WRITTEN INSTRUCTION ::
Copy out each line exactly; pictures stay out of the copy.

******************************

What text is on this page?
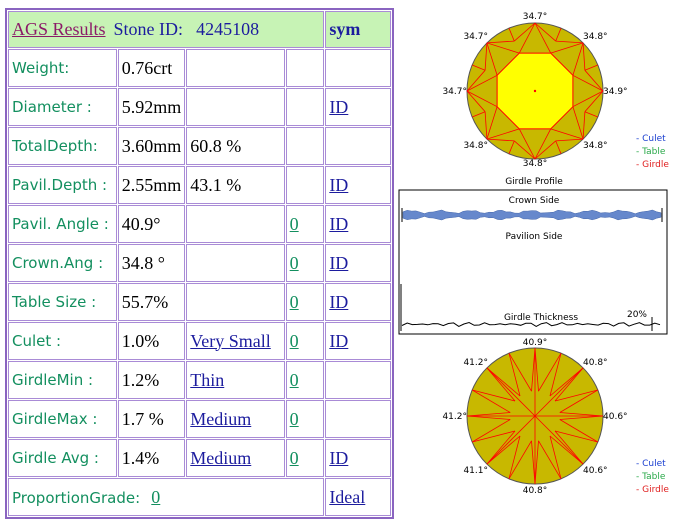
AGS Results Stone ID: 4245108				sym
Weight:	0.76crt			
Diameter :	5.92mm			ID
TotalDepth:	3.60mm	60.8 %		
Pavil.Depth :	2.55mm	43.1 %		ID
Pavil. Angle :	40.9°		0	ID
Crown.Ang :	34.8 °		0	ID
Table Size :	55.7%		0	ID
Culet :	1.0%	Very Small	0	ID
GirdleMin :	1.2%	Thin	0	
GirdleMax :	1.7 %	Medium	0	
Girdle Avg :	1.4%	Medium	0	ID
ProportionGrade: 0				Ideal
34.7°
34.7°	34.8°
34.7°	34.9°
34.8°	34.8°
34.8°
- Culet
- Table
- Girdle
Girdle Profile
Crown Side
Pavilion Side
Girdle Thickness	20%
40.9°
41.2°	40.8°
41.2°	40.6°
41.1°	40.6°
40.8°
- Culet
- Table
- Girdle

******************************

FINISHED ANSWER ::
What text is on this page?
AGS Results Stone ID: 4245108				sym
Weight:	0.76crt			
Diameter :	5.92mm			ID
TotalDepth:	3.60mm	60.8 %		
Pavil.Depth :	2.55mm	43.1 %		ID
Pavil. Angle :	40.9°		0	ID
Crown.Ang :	34.8 °		0	ID
Table Size :	55.7%		0	ID
Culet :	1.0%	Very Small	0	ID
GirdleMin :	1.2%	Thin	0	
GirdleMax :	1.7 %	Medium	0	
Girdle Avg :	1.4%	Medium	0	ID
ProportionGrade: 0				Ideal
34.7°
34.7°	34.8°
34.7°	34.9°
34.8°	34.8°
34.8°
- Culet
- Table
- Girdle
Girdle Profile
Crown Side
Pavilion Side
Girdle Thickness	20%
40.9°
41.2°	40.8°
41.2°	40.6°
41.1°	40.6°
40.8°
- Culet
- Table
- Girdle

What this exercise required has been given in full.